■ Set problem: Every entry below should be printed exactly, without its images.

[Data tied to figure images]
Begin
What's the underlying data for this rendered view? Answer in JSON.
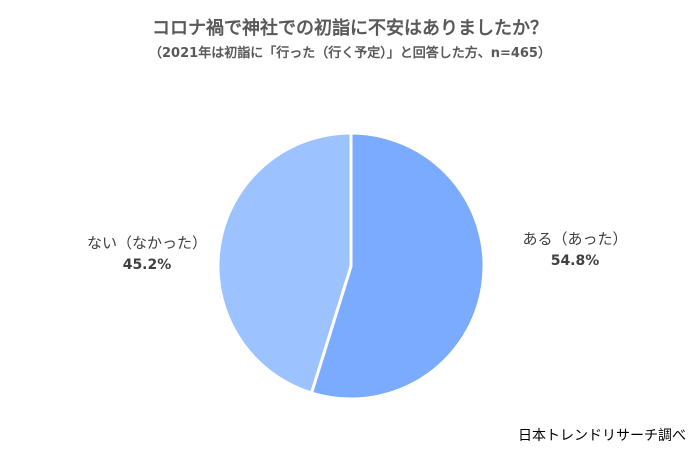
{
  "chart_data": {
    "type": "pie",
    "title": "コロナ禍で神社での初詣に不安はありましたか？",
    "subtitle": "（2021年は初詣に「行った（行く予定）」と回答した方、n=465）",
    "slices": [
      {
        "label": "ある（あった）",
        "value": 54.8,
        "value_label": "54.8%",
        "color": "#7aabff"
      },
      {
        "label": "ない（なかった）",
        "value": 45.2,
        "value_label": "45.2%",
        "color": "#9cc2ff"
      }
    ],
    "start_angle_deg": 0,
    "direction": "clockwise",
    "legend": "none"
  },
  "source": "日本トレンドリサーチ調べ"
}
End
■ Expected answer:
What's the underlying data for this rendered view? Answer in JSON.
{
  "chart_data": {
    "type": "pie",
    "title": "コロナ禍で神社での初詣に不安はありましたか？",
    "subtitle": "（2021年は初詣に「行った（行く予定）」と回答した方、n=465）",
    "slices": [
      {
        "label": "ある（あった）",
        "value": 54.8,
        "value_label": "54.8%",
        "color": "#7aabff"
      },
      {
        "label": "ない（なかった）",
        "value": 45.2,
        "value_label": "45.2%",
        "color": "#9cc2ff"
      }
    ],
    "start_angle_deg": 0,
    "direction": "clockwise",
    "legend": "none"
  },
  "source": "日本トレンドリサーチ調べ"
}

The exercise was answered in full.